Goal:
Write out the complete material exactly as it stands.

Given information:
┏━━

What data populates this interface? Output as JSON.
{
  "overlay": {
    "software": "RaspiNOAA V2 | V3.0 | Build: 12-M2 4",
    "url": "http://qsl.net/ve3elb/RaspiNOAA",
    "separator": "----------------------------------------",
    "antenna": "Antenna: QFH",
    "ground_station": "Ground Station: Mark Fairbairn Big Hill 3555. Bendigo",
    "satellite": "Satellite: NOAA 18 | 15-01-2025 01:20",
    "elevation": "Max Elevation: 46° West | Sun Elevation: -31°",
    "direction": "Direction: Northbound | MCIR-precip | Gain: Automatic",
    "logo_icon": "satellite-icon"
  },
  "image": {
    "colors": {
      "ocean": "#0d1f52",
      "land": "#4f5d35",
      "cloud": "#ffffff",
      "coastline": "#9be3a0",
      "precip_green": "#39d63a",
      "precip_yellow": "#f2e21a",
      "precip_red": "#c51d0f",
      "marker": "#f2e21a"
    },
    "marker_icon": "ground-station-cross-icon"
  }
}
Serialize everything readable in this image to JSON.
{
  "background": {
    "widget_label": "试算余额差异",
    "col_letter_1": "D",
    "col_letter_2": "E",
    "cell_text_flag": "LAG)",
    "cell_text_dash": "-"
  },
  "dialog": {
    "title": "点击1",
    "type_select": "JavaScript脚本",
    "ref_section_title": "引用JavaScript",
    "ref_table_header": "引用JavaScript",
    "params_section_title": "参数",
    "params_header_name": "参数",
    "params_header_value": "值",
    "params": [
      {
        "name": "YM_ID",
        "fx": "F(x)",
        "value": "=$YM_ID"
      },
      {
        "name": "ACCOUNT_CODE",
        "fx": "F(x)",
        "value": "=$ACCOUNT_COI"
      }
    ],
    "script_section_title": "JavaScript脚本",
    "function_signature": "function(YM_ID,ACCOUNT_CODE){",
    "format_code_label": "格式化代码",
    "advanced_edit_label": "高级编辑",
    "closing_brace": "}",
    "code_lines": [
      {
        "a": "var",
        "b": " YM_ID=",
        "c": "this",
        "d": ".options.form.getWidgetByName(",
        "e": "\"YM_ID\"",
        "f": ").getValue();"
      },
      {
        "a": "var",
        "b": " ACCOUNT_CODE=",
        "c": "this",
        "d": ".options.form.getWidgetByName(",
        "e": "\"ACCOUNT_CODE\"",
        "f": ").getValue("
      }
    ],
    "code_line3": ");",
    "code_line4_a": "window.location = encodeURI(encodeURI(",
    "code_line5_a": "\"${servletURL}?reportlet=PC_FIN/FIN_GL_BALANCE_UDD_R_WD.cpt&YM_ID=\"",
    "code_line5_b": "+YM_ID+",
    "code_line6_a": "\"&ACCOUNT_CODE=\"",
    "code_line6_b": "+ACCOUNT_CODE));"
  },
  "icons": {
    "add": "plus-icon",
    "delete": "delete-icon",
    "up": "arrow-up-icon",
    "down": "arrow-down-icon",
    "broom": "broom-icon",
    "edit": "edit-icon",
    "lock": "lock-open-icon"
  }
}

┗━━

Task response:
What data populates this interface? Output as JSON.
{
  "overlay": {
    "software": "RaspiNOAA V2 | V3.0 | Build: 12-M2 4",
    "url": "http://qsl.net/ve3elb/RaspiNOAA",
    "separator": "----------------------------------------",
    "antenna": "Antenna: QFH",
    "ground_station": "Ground Station: Mark Fairbairn Big Hill 3555. Bendigo",
    "satellite": "Satellite: NOAA 18 | 15-01-2025 01:20",
    "elevation": "Max Elevation: 46° West | Sun Elevation: -31°",
    "direction": "Direction: Northbound | MCIR-precip | Gain: Automatic",
    "logo_icon": "satellite-icon"
  },
  "image": {
    "colors": {
      "ocean": "#0d1f52",
      "land": "#4f5d35",
      "cloud": "#ffffff",
      "coastline": "#9be3a0",
      "precip_green": "#39d63a",
      "precip_yellow": "#f2e21a",
      "precip_red": "#c51d0f",
      "marker": "#f2e21a"
    },
    "marker_icon": "ground-station-cross-icon"
  }
}
Serialize everything readable in this image to JSON.
{
  "background": {
    "widget_label": "试算余额差异",
    "col_letter_1": "D",
    "col_letter_2": "E",
    "cell_text_flag": "LAG)",
    "cell_text_dash": "-"
  },
  "dialog": {
    "title": "点击1",
    "type_select": "JavaScript脚本",
    "ref_section_title": "引用JavaScript",
    "ref_table_header": "引用JavaScript",
    "params_section_title": "参数",
    "params_header_name": "参数",
    "params_header_value": "值",
    "params": [
      {
        "name": "YM_ID",
        "fx": "F(x)",
        "value": "=$YM_ID"
      },
      {
        "name": "ACCOUNT_CODE",
        "fx": "F(x)",
        "value": "=$ACCOUNT_COI"
      }
    ],
    "script_section_title": "JavaScript脚本",
    "function_signature": "function(YM_ID,ACCOUNT_CODE){",
    "format_code_label": "格式化代码",
    "advanced_edit_label": "高级编辑",
    "closing_brace": "}",
    "code_lines": [
      {
        "a": "var",
        "b": " YM_ID=",
        "c": "this",
        "d": ".options.form.getWidgetByName(",
        "e": "\"YM_ID\"",
        "f": ").getValue();"
      },
      {
        "a": "var",
        "b": " ACCOUNT_CODE=",
        "c": "this",
        "d": ".options.form.getWidgetByName(",
        "e": "\"ACCOUNT_CODE\"",
        "f": ").getValue("
      }
    ],
    "code_line3": ");",
    "code_line4_a": "window.location = encodeURI(encodeURI(",
    "code_line5_a": "\"${servletURL}?reportlet=PC_FIN/FIN_GL_BALANCE_UDD_R_WD.cpt&YM_ID=\"",
    "code_line5_b": "+YM_ID+",
    "code_line6_a": "\"&ACCOUNT_CODE=\"",
    "code_line6_b": "+ACCOUNT_CODE));"
  },
  "icons": {
    "add": "plus-icon",
    "delete": "delete-icon",
    "up": "arrow-up-icon",
    "down": "arrow-down-icon",
    "broom": "broom-icon",
    "edit": "edit-icon",
    "lock": "lock-open-icon"
  }
}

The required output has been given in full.